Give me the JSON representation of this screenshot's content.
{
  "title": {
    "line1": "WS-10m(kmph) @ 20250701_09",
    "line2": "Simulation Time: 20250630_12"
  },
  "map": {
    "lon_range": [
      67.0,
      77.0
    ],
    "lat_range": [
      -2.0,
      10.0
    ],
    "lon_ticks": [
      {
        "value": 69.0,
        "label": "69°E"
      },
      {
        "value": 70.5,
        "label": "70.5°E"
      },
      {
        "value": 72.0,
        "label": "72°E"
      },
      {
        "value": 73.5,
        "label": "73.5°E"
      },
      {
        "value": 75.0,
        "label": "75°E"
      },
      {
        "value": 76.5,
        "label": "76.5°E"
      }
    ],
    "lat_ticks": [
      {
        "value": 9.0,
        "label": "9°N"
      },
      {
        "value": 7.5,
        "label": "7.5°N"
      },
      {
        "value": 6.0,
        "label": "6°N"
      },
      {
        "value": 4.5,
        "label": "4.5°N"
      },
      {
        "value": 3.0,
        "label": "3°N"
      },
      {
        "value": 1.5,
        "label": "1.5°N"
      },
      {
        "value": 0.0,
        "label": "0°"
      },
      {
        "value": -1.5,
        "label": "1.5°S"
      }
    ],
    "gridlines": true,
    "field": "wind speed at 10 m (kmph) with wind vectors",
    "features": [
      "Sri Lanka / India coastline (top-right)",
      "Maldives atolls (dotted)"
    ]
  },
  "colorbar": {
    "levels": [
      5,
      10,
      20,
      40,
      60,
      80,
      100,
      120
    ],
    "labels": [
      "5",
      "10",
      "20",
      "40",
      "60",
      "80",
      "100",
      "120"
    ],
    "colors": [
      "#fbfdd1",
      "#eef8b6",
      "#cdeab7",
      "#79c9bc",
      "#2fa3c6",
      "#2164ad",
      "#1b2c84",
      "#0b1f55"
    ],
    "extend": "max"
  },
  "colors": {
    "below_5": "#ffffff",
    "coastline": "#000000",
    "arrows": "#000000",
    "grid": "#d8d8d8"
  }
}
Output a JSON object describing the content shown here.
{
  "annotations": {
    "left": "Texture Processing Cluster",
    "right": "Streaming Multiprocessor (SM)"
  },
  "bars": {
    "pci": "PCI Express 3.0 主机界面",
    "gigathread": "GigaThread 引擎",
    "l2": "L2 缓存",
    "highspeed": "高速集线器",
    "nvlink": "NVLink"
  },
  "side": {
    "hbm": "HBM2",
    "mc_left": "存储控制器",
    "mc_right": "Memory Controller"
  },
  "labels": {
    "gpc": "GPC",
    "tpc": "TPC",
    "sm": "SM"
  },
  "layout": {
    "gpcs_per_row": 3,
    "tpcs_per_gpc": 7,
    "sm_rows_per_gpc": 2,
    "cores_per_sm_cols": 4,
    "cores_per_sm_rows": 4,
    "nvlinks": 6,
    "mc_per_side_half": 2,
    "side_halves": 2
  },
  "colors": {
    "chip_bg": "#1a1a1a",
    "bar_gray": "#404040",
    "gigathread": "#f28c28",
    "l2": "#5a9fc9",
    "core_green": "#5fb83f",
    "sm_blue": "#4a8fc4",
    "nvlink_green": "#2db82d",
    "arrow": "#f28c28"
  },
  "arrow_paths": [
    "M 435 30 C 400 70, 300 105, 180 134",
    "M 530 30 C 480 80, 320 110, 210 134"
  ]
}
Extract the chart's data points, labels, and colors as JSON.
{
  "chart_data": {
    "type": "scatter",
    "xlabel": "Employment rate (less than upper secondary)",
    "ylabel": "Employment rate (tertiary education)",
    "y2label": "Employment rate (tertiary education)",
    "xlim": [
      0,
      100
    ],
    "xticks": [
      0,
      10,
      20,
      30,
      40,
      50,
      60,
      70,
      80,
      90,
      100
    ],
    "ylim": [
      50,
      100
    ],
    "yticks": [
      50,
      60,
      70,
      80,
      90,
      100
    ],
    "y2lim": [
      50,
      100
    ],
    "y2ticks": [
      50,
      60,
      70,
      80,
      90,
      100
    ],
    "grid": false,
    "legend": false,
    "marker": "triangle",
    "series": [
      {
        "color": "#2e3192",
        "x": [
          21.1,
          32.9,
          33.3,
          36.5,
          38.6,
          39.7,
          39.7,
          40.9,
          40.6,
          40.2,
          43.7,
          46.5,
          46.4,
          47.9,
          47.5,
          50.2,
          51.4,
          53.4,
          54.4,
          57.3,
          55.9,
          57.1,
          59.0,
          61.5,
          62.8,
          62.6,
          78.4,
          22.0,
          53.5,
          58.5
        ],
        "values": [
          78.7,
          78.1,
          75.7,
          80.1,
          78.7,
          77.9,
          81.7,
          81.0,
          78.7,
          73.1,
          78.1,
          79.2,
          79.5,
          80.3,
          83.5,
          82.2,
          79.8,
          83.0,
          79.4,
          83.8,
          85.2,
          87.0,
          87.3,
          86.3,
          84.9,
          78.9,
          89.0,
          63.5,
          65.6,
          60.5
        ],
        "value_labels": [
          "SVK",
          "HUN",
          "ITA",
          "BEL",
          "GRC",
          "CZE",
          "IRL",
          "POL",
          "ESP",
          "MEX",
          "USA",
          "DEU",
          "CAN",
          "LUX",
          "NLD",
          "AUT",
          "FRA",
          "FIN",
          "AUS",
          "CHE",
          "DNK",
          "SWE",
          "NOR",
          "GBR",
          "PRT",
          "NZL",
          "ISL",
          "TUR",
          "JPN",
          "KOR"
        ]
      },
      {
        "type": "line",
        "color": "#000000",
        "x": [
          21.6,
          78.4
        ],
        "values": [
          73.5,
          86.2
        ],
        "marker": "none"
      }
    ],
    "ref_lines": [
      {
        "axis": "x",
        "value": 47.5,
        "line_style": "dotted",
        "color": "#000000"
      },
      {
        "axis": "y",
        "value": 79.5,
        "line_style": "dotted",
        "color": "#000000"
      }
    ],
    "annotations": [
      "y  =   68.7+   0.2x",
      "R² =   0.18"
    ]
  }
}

* * * * * * * * *

**Exercise requirements**. Write out the data exactly as it stands.

**Completed task**.
Give me the JSON representation of this screenshot's content.
{
  "title": {
    "line1": "WS-10m(kmph) @ 20250701_09",
    "line2": "Simulation Time: 20250630_12"
  },
  "map": {
    "lon_range": [
      67.0,
      77.0
    ],
    "lat_range": [
      -2.0,
      10.0
    ],
    "lon_ticks": [
      {
        "value": 69.0,
        "label": "69°E"
      },
      {
        "value": 70.5,
        "label": "70.5°E"
      },
      {
        "value": 72.0,
        "label": "72°E"
      },
      {
        "value": 73.5,
        "label": "73.5°E"
      },
      {
        "value": 75.0,
        "label": "75°E"
      },
      {
        "value": 76.5,
        "label": "76.5°E"
      }
    ],
    "lat_ticks": [
      {
        "value": 9.0,
        "label": "9°N"
      },
      {
        "value": 7.5,
        "label": "7.5°N"
      },
      {
        "value": 6.0,
        "label": "6°N"
      },
      {
        "value": 4.5,
        "label": "4.5°N"
      },
      {
        "value": 3.0,
        "label": "3°N"
      },
      {
        "value": 1.5,
        "label": "1.5°N"
      },
      {
        "value": 0.0,
        "label": "0°"
      },
      {
        "value": -1.5,
        "label": "1.5°S"
      }
    ],
    "gridlines": true,
    "field": "wind speed at 10 m (kmph) with wind vectors",
    "features": [
      "Sri Lanka / India coastline (top-right)",
      "Maldives atolls (dotted)"
    ]
  },
  "colorbar": {
    "levels": [
      5,
      10,
      20,
      40,
      60,
      80,
      100,
      120
    ],
    "labels": [
      "5",
      "10",
      "20",
      "40",
      "60",
      "80",
      "100",
      "120"
    ],
    "colors": [
      "#fbfdd1",
      "#eef8b6",
      "#cdeab7",
      "#79c9bc",
      "#2fa3c6",
      "#2164ad",
      "#1b2c84",
      "#0b1f55"
    ],
    "extend": "max"
  },
  "colors": {
    "below_5": "#ffffff",
    "coastline": "#000000",
    "arrows": "#000000",
    "grid": "#d8d8d8"
  }
}
Output a JSON object describing the content shown here.
{
  "annotations": {
    "left": "Texture Processing Cluster",
    "right": "Streaming Multiprocessor (SM)"
  },
  "bars": {
    "pci": "PCI Express 3.0 主机界面",
    "gigathread": "GigaThread 引擎",
    "l2": "L2 缓存",
    "highspeed": "高速集线器",
    "nvlink": "NVLink"
  },
  "side": {
    "hbm": "HBM2",
    "mc_left": "存储控制器",
    "mc_right": "Memory Controller"
  },
  "labels": {
    "gpc": "GPC",
    "tpc": "TPC",
    "sm": "SM"
  },
  "layout": {
    "gpcs_per_row": 3,
    "tpcs_per_gpc": 7,
    "sm_rows_per_gpc": 2,
    "cores_per_sm_cols": 4,
    "cores_per_sm_rows": 4,
    "nvlinks": 6,
    "mc_per_side_half": 2,
    "side_halves": 2
  },
  "colors": {
    "chip_bg": "#1a1a1a",
    "bar_gray": "#404040",
    "gigathread": "#f28c28",
    "l2": "#5a9fc9",
    "core_green": "#5fb83f",
    "sm_blue": "#4a8fc4",
    "nvlink_green": "#2db82d",
    "arrow": "#f28c28"
  },
  "arrow_paths": [
    "M 435 30 C 400 70, 300 105, 180 134",
    "M 530 30 C 480 80, 320 110, 210 134"
  ]
}
Extract the chart's data points, labels, and colors as JSON.
{
  "chart_data": {
    "type": "scatter",
    "xlabel": "Employment rate (less than upper secondary)",
    "ylabel": "Employment rate (tertiary education)",
    "y2label": "Employment rate (tertiary education)",
    "xlim": [
      0,
      100
    ],
    "xticks": [
      0,
      10,
      20,
      30,
      40,
      50,
      60,
      70,
      80,
      90,
      100
    ],
    "ylim": [
      50,
      100
    ],
    "yticks": [
      50,
      60,
      70,
      80,
      90,
      100
    ],
    "y2lim": [
      50,
      100
    ],
    "y2ticks": [
      50,
      60,
      70,
      80,
      90,
      100
    ],
    "grid": false,
    "legend": false,
    "marker": "triangle",
    "series": [
      {
        "color": "#2e3192",
        "x": [
          21.1,
          32.9,
          33.3,
          36.5,
          38.6,
          39.7,
          39.7,
          40.9,
          40.6,
          40.2,
          43.7,
          46.5,
          46.4,
          47.9,
          47.5,
          50.2,
          51.4,
          53.4,
          54.4,
          57.3,
          55.9,
          57.1,
          59.0,
          61.5,
          62.8,
          62.6,
          78.4,
          22.0,
          53.5,
          58.5
        ],
        "values": [
          78.7,
          78.1,
          75.7,
          80.1,
          78.7,
          77.9,
          81.7,
          81.0,
          78.7,
          73.1,
          78.1,
          79.2,
          79.5,
          80.3,
          83.5,
          82.2,
          79.8,
          83.0,
          79.4,
          83.8,
          85.2,
          87.0,
          87.3,
          86.3,
          84.9,
          78.9,
          89.0,
          63.5,
          65.6,
          60.5
        ],
        "value_labels": [
          "SVK",
          "HUN",
          "ITA",
          "BEL",
          "GRC",
          "CZE",
          "IRL",
          "POL",
          "ESP",
          "MEX",
          "USA",
          "DEU",
          "CAN",
          "LUX",
          "NLD",
          "AUT",
          "FRA",
          "FIN",
          "AUS",
          "CHE",
          "DNK",
          "SWE",
          "NOR",
          "GBR",
          "PRT",
          "NZL",
          "ISL",
          "TUR",
          "JPN",
          "KOR"
        ]
      },
      {
        "type": "line",
        "color": "#000000",
        "x": [
          21.6,
          78.4
        ],
        "values": [
          73.5,
          86.2
        ],
        "marker": "none"
      }
    ],
    "ref_lines": [
      {
        "axis": "x",
        "value": 47.5,
        "line_style": "dotted",
        "color": "#000000"
      },
      {
        "axis": "y",
        "value": 79.5,
        "line_style": "dotted",
        "color": "#000000"
      }
    ],
    "annotations": [
      "y  =   68.7+   0.2x",
      "R² =   0.18"
    ]
  }
}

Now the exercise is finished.